_DATA TO PROCESS_
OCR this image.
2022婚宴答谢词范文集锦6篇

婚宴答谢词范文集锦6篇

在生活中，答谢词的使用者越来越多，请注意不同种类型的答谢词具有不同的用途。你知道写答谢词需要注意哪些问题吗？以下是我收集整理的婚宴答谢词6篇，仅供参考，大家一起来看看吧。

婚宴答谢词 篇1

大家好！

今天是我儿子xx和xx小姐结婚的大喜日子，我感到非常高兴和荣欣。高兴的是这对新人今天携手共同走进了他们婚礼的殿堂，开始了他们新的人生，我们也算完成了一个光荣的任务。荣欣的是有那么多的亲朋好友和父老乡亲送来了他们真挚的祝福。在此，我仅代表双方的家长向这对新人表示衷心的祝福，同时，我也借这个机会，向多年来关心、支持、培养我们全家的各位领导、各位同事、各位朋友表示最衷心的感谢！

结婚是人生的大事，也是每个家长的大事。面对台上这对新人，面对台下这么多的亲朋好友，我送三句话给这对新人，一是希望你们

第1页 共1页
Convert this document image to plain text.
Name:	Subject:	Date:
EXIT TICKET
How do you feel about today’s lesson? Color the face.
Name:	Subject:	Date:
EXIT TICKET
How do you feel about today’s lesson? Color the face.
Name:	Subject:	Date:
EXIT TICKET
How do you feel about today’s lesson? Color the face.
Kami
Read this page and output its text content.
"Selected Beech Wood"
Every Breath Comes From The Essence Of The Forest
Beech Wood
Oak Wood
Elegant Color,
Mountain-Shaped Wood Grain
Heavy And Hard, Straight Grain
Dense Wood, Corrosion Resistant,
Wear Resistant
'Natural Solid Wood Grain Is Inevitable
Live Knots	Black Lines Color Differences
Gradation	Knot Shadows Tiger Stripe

_PROBLEM REQUIREMENTS_
Determine how many lines of the entries above carry the string "Grain", and give that number alone.

_OUTPUT BELOW_
3